---------- DATA FOR THIS TASK ----------

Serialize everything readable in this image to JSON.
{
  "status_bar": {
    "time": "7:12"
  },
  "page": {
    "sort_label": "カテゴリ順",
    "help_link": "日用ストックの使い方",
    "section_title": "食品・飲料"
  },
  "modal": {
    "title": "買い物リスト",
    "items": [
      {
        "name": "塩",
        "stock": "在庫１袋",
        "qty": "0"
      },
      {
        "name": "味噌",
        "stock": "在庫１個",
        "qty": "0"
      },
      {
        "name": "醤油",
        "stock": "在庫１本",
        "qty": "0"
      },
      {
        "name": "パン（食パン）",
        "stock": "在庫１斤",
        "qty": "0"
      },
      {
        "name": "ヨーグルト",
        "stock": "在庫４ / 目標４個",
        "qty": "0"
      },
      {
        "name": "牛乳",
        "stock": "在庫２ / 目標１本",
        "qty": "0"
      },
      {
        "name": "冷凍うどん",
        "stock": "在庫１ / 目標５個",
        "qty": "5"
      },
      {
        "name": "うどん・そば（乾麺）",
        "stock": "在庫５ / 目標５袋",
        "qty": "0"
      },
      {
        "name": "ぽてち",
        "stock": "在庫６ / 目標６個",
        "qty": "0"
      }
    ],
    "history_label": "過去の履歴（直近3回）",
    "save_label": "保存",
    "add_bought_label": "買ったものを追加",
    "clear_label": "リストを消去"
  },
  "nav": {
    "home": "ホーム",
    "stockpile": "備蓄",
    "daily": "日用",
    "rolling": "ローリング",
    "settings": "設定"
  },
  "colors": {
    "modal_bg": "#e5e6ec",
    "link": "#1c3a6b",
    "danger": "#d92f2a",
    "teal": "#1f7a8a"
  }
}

----------

Return each line in the records that holds the string "name".

**TASK SOLUTION:**
        "name": "塩",
        "name": "味噌",
        "name": "醤油",
        "name": "パン（食パン）",
        "name": "ヨーグルト",
        "name": "牛乳",
        "name": "冷凍うどん",
        "name": "うどん・そば（乾麺）",
        "name": "ぽてち",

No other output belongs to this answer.